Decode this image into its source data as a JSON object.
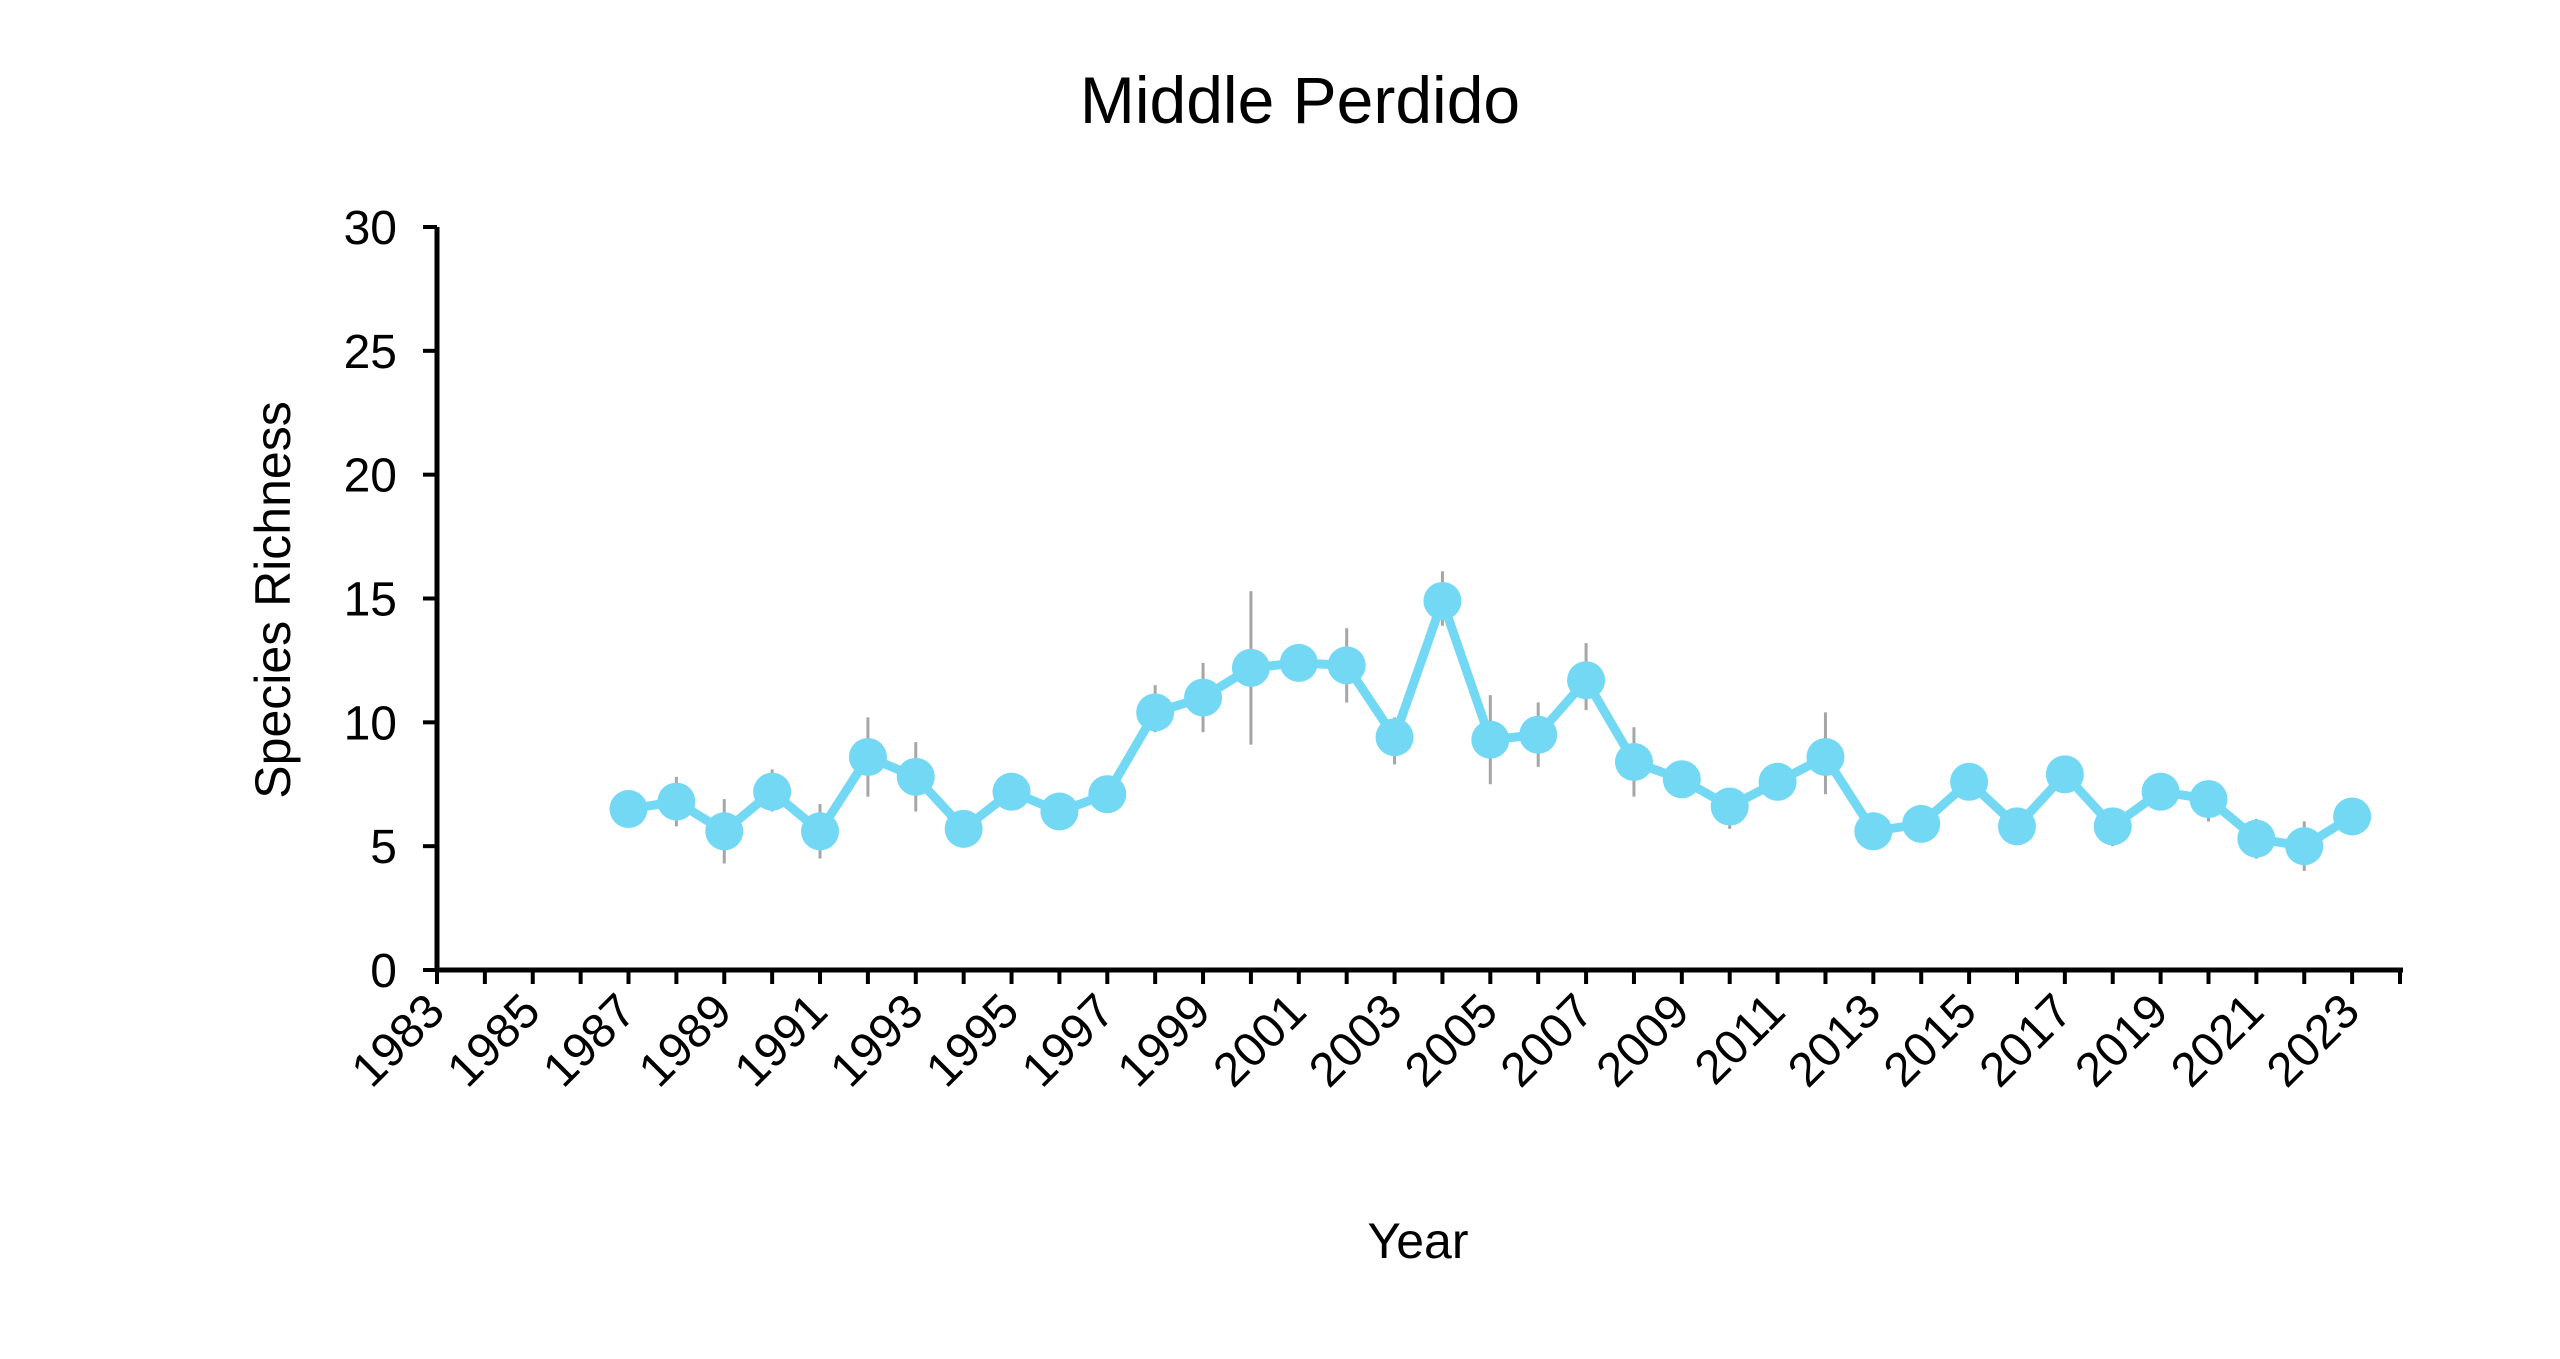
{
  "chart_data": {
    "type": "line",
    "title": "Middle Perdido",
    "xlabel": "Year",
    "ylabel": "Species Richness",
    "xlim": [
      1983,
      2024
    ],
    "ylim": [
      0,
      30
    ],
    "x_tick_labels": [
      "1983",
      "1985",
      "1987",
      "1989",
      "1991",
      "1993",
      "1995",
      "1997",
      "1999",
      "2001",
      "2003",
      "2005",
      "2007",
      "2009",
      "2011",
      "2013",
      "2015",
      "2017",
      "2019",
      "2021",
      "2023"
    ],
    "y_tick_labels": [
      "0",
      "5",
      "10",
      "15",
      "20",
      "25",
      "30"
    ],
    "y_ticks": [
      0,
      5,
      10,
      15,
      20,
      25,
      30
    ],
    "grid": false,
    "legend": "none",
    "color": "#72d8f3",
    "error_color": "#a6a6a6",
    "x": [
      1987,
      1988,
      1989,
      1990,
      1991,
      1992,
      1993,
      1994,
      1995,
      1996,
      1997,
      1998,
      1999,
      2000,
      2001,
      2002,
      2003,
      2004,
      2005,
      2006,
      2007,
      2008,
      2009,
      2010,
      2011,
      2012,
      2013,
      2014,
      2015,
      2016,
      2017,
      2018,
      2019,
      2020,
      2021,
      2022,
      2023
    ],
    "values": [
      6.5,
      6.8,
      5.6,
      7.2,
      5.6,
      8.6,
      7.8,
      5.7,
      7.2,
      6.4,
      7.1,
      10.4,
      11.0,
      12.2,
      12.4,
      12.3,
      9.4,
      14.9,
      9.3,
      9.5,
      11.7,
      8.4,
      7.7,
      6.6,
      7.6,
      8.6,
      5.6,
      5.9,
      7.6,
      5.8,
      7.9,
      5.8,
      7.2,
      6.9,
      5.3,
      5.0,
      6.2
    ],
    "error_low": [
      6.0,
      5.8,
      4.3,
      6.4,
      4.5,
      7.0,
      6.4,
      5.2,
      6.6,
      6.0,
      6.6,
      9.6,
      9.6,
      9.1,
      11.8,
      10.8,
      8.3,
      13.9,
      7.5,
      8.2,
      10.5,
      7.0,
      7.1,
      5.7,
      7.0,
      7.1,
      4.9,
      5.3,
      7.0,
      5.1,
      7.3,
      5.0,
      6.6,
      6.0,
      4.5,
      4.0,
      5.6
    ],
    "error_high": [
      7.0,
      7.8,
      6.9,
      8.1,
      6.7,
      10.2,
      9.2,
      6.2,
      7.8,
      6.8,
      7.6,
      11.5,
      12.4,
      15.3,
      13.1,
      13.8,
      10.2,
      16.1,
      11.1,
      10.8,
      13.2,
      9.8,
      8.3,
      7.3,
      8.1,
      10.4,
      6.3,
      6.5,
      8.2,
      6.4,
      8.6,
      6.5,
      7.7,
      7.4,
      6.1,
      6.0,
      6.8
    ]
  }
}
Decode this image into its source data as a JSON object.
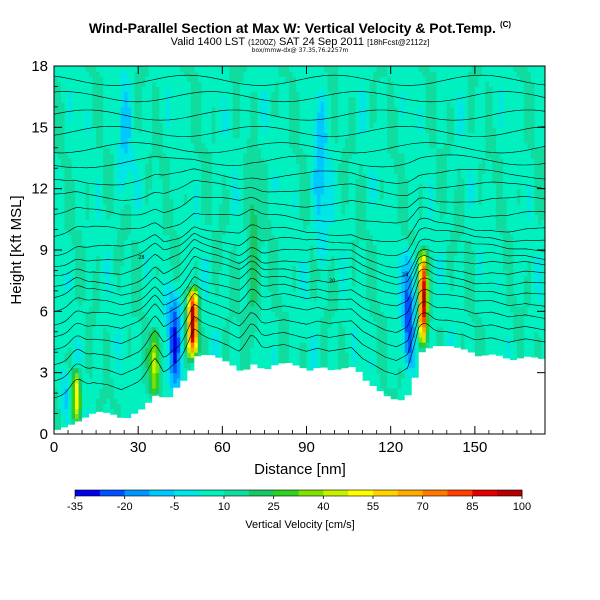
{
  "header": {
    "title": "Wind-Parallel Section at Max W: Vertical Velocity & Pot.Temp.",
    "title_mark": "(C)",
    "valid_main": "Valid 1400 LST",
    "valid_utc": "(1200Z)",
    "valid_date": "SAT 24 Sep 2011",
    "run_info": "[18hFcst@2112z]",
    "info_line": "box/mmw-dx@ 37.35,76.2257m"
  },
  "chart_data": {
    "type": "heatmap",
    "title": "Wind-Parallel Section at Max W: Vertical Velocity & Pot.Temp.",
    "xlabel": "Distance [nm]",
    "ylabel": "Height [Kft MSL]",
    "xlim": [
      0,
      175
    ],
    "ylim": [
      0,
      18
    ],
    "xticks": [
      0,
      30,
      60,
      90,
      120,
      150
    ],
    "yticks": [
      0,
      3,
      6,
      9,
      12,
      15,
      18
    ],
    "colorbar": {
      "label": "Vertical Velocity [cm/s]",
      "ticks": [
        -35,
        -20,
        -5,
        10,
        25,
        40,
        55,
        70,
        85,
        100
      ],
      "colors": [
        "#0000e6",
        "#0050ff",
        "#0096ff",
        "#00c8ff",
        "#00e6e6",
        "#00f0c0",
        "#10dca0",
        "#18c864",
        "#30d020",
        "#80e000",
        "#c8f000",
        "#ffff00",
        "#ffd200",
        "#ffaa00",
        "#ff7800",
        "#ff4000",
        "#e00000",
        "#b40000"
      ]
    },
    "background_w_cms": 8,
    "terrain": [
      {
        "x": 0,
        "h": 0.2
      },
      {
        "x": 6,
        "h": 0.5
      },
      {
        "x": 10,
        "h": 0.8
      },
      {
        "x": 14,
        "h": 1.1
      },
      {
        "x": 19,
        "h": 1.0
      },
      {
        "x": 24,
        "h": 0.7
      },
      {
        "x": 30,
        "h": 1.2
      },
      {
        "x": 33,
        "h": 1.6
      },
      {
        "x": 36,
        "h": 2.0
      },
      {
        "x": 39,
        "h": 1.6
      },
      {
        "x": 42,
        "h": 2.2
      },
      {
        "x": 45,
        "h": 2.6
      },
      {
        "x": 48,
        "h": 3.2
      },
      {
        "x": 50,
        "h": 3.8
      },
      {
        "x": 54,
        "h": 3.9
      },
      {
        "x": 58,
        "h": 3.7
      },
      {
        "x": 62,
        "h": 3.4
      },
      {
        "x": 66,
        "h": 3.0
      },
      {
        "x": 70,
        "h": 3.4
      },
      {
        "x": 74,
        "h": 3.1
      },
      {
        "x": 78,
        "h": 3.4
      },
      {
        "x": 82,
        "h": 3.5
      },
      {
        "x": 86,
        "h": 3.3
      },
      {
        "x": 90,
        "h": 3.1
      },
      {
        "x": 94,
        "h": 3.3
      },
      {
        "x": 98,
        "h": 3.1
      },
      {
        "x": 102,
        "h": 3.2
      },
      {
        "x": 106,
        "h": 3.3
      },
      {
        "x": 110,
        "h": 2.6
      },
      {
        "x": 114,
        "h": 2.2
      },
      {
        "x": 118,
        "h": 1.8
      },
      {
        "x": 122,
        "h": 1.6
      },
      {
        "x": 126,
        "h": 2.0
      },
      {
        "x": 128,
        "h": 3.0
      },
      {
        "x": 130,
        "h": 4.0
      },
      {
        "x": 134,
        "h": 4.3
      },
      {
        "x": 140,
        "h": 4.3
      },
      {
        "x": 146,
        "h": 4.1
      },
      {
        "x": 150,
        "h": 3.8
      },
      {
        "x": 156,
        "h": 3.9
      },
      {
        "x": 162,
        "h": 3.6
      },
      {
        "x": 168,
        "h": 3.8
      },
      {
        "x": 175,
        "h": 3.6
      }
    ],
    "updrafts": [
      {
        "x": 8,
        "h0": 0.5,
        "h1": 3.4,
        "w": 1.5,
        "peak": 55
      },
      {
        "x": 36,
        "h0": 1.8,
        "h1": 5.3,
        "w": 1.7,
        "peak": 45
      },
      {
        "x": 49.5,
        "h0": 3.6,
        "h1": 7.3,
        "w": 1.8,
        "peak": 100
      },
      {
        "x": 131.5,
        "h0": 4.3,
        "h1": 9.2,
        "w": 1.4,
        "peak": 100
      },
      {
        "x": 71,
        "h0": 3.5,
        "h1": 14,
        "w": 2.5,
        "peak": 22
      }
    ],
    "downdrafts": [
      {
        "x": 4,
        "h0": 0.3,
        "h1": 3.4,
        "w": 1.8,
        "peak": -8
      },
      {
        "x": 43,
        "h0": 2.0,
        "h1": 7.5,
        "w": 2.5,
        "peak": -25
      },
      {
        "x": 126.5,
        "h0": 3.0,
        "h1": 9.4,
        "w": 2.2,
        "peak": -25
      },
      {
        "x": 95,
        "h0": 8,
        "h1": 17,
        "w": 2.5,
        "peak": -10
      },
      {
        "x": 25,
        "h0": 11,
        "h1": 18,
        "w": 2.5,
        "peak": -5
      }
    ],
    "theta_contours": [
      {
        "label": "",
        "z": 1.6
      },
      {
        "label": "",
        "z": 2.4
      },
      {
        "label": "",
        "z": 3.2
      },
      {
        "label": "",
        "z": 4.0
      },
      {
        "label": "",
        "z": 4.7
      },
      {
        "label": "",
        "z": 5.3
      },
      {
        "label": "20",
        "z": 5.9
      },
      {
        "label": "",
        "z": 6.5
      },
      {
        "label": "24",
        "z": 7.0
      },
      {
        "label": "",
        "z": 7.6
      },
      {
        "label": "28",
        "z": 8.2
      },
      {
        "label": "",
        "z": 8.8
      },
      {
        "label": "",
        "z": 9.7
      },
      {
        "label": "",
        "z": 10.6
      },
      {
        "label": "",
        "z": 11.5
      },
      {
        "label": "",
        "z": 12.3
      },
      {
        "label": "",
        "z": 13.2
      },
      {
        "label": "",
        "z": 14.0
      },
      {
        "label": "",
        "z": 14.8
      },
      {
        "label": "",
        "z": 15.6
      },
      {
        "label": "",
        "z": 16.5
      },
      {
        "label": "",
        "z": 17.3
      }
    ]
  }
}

────────────────────────────────────────

What the task asks »
Nothing but a number is needed here: how many lines hold the string "ylabel"?

Exercise output »
2